> Exercise instructions
Write out the data below in full. Keep it exact.

*-*-*

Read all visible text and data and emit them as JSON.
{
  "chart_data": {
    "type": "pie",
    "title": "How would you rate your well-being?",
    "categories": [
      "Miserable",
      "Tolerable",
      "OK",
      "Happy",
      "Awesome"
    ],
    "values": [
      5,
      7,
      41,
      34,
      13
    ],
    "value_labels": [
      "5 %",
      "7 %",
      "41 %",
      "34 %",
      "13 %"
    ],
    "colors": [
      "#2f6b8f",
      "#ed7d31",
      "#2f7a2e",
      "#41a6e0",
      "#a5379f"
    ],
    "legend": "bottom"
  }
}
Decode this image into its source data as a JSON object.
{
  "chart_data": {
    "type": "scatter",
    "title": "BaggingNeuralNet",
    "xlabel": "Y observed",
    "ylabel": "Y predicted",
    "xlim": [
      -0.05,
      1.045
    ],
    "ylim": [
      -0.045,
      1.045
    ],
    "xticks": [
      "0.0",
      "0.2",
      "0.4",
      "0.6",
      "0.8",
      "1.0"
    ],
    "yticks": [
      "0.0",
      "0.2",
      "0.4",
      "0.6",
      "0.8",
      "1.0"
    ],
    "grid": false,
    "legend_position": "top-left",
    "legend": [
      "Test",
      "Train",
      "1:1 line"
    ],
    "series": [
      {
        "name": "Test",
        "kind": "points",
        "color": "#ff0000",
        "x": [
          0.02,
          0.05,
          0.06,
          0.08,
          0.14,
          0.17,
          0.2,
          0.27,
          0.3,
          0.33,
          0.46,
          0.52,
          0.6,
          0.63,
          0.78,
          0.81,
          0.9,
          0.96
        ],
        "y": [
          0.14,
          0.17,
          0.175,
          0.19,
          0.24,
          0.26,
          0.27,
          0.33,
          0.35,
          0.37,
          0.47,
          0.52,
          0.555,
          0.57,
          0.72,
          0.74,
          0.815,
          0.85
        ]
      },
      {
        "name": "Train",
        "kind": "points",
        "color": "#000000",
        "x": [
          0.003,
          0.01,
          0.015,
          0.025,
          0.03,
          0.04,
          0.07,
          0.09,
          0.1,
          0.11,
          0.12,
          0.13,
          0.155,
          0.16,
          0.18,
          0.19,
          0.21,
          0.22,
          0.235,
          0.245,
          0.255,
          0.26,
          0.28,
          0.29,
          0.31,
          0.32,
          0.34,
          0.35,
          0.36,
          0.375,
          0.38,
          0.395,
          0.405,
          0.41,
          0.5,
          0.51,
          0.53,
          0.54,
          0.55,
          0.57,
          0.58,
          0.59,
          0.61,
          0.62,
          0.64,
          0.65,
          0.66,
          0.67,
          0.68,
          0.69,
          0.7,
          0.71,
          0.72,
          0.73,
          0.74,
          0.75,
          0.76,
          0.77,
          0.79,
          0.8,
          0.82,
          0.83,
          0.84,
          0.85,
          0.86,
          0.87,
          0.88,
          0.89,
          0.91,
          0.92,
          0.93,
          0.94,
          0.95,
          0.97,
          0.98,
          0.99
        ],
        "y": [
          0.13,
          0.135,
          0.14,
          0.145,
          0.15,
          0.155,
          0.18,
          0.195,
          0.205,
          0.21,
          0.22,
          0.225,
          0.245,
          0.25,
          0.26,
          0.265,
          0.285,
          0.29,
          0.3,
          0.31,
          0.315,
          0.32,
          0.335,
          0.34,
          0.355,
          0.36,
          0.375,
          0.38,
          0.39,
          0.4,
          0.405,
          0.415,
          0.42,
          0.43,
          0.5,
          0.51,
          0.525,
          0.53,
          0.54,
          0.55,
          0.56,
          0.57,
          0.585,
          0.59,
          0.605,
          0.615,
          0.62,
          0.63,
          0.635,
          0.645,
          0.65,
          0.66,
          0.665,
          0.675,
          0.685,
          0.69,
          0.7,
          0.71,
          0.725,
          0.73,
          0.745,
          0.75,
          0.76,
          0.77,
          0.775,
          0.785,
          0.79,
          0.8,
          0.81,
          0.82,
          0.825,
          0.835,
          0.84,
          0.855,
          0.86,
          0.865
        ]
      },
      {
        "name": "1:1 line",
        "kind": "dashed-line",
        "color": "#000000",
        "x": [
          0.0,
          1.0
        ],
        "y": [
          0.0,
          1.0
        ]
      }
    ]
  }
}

*-*-*

> Written answer
Read all visible text and data and emit them as JSON.
{
  "chart_data": {
    "type": "pie",
    "title": "How would you rate your well-being?",
    "categories": [
      "Miserable",
      "Tolerable",
      "OK",
      "Happy",
      "Awesome"
    ],
    "values": [
      5,
      7,
      41,
      34,
      13
    ],
    "value_labels": [
      "5 %",
      "7 %",
      "41 %",
      "34 %",
      "13 %"
    ],
    "colors": [
      "#2f6b8f",
      "#ed7d31",
      "#2f7a2e",
      "#41a6e0",
      "#a5379f"
    ],
    "legend": "bottom"
  }
}
Decode this image into its source data as a JSON object.
{
  "chart_data": {
    "type": "scatter",
    "title": "BaggingNeuralNet",
    "xlabel": "Y observed",
    "ylabel": "Y predicted",
    "xlim": [
      -0.05,
      1.045
    ],
    "ylim": [
      -0.045,
      1.045
    ],
    "xticks": [
      "0.0",
      "0.2",
      "0.4",
      "0.6",
      "0.8",
      "1.0"
    ],
    "yticks": [
      "0.0",
      "0.2",
      "0.4",
      "0.6",
      "0.8",
      "1.0"
    ],
    "grid": false,
    "legend_position": "top-left",
    "legend": [
      "Test",
      "Train",
      "1:1 line"
    ],
    "series": [
      {
        "name": "Test",
        "kind": "points",
        "color": "#ff0000",
        "x": [
          0.02,
          0.05,
          0.06,
          0.08,
          0.14,
          0.17,
          0.2,
          0.27,
          0.3,
          0.33,
          0.46,
          0.52,
          0.6,
          0.63,
          0.78,
          0.81,
          0.9,
          0.96
        ],
        "y": [
          0.14,
          0.17,
          0.175,
          0.19,
          0.24,
          0.26,
          0.27,
          0.33,
          0.35,
          0.37,
          0.47,
          0.52,
          0.555,
          0.57,
          0.72,
          0.74,
          0.815,
          0.85
        ]
      },
      {
        "name": "Train",
        "kind": "points",
        "color": "#000000",
        "x": [
          0.003,
          0.01,
          0.015,
          0.025,
          0.03,
          0.04,
          0.07,
          0.09,
          0.1,
          0.11,
          0.12,
          0.13,
          0.155,
          0.16,
          0.18,
          0.19,
          0.21,
          0.22,
          0.235,
          0.245,
          0.255,
          0.26,
          0.28,
          0.29,
          0.31,
          0.32,
          0.34,
          0.35,
          0.36,
          0.375,
          0.38,
          0.395,
          0.405,
          0.41,
          0.5,
          0.51,
          0.53,
          0.54,
          0.55,
          0.57,
          0.58,
          0.59,
          0.61,
          0.62,
          0.64,
          0.65,
          0.66,
          0.67,
          0.68,
          0.69,
          0.7,
          0.71,
          0.72,
          0.73,
          0.74,
          0.75,
          0.76,
          0.77,
          0.79,
          0.8,
          0.82,
          0.83,
          0.84,
          0.85,
          0.86,
          0.87,
          0.88,
          0.89,
          0.91,
          0.92,
          0.93,
          0.94,
          0.95,
          0.97,
          0.98,
          0.99
        ],
        "y": [
          0.13,
          0.135,
          0.14,
          0.145,
          0.15,
          0.155,
          0.18,
          0.195,
          0.205,
          0.21,
          0.22,
          0.225,
          0.245,
          0.25,
          0.26,
          0.265,
          0.285,
          0.29,
          0.3,
          0.31,
          0.315,
          0.32,
          0.335,
          0.34,
          0.355,
          0.36,
          0.375,
          0.38,
          0.39,
          0.4,
          0.405,
          0.415,
          0.42,
          0.43,
          0.5,
          0.51,
          0.525,
          0.53,
          0.54,
          0.55,
          0.56,
          0.57,
          0.585,
          0.59,
          0.605,
          0.615,
          0.62,
          0.63,
          0.635,
          0.645,
          0.65,
          0.66,
          0.665,
          0.675,
          0.685,
          0.69,
          0.7,
          0.71,
          0.725,
          0.73,
          0.745,
          0.75,
          0.76,
          0.77,
          0.775,
          0.785,
          0.79,
          0.8,
          0.81,
          0.82,
          0.825,
          0.835,
          0.84,
          0.855,
          0.86,
          0.865
        ]
      },
      {
        "name": "1:1 line",
        "kind": "dashed-line",
        "color": "#000000",
        "x": [
          0.0,
          1.0
        ],
        "y": [
          0.0,
          1.0
        ]
      }
    ]
  }
}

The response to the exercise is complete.